-- START --

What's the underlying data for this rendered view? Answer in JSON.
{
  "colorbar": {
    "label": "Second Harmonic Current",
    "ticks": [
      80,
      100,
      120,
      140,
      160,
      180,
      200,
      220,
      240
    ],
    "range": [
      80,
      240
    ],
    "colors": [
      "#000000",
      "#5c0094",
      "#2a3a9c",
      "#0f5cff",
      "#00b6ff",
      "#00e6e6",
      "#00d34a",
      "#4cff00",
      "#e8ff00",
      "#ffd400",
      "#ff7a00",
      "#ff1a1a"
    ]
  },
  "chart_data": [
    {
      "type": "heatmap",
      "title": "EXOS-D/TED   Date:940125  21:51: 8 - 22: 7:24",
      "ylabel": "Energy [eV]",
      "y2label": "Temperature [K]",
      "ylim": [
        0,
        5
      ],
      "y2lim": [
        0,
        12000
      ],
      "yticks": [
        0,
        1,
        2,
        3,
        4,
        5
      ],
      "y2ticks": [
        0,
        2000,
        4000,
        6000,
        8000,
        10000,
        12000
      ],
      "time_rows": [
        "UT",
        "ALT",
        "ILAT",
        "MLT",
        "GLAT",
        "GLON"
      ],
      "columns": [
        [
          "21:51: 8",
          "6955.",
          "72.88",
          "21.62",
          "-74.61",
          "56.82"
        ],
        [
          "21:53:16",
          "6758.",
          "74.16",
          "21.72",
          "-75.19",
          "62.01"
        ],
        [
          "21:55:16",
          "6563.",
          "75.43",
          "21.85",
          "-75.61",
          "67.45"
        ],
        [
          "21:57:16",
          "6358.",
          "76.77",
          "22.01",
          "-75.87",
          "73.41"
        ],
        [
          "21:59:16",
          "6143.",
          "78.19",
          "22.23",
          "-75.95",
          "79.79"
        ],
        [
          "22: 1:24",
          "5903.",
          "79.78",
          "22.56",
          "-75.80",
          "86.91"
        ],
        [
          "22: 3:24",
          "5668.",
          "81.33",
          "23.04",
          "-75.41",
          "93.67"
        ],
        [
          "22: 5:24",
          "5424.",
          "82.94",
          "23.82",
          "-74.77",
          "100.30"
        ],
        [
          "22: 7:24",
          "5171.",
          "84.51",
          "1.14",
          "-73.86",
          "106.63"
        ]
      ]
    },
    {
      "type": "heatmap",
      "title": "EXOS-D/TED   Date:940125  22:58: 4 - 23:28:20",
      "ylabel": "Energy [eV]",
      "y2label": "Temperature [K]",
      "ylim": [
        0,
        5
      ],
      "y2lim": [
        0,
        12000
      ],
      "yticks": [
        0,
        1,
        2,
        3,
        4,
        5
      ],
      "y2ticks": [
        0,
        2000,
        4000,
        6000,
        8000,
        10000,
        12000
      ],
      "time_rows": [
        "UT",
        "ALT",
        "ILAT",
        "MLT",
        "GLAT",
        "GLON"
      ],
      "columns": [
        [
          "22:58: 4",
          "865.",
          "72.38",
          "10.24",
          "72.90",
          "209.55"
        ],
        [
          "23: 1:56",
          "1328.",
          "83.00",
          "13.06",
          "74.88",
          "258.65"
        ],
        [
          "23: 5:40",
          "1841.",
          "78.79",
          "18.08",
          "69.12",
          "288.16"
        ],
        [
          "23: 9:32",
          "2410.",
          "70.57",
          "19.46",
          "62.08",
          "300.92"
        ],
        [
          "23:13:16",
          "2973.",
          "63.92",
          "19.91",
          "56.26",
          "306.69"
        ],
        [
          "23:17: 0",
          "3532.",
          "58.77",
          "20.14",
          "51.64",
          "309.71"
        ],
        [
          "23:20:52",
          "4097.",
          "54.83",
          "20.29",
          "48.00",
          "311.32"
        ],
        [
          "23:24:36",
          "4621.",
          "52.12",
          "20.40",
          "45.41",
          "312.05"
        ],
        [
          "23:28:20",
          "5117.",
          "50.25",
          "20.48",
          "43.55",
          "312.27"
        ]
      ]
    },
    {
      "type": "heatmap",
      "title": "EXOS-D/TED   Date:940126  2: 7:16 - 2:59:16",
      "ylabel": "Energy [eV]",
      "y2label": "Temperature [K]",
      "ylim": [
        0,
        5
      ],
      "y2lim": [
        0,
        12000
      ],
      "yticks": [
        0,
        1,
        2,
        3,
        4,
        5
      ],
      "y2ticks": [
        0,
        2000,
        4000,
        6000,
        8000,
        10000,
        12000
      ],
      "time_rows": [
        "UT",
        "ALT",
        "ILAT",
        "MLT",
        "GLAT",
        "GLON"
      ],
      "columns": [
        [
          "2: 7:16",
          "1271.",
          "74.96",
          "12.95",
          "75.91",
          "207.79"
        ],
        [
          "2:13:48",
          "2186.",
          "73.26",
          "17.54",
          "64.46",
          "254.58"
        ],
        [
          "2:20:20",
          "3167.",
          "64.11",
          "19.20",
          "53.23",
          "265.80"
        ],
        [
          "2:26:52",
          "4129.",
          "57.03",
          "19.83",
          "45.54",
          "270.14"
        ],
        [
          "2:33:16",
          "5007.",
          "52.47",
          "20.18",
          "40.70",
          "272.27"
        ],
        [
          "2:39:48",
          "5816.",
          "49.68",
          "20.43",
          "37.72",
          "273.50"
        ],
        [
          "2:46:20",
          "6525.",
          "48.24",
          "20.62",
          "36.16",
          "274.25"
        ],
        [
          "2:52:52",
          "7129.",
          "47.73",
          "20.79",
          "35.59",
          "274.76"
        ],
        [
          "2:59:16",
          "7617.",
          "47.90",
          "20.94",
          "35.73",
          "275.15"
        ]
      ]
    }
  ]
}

-- END --

[Work to do] From the entries above, list each line with "EXOS" in it.

[Answer]
      "title": "EXOS-D/TED   Date:940125  21:51: 8 - 22: 7:24",
      "title": "EXOS-D/TED   Date:940125  22:58: 4 - 23:28:20",
      "title": "EXOS-D/TED   Date:940126  2: 7:16 - 2:59:16",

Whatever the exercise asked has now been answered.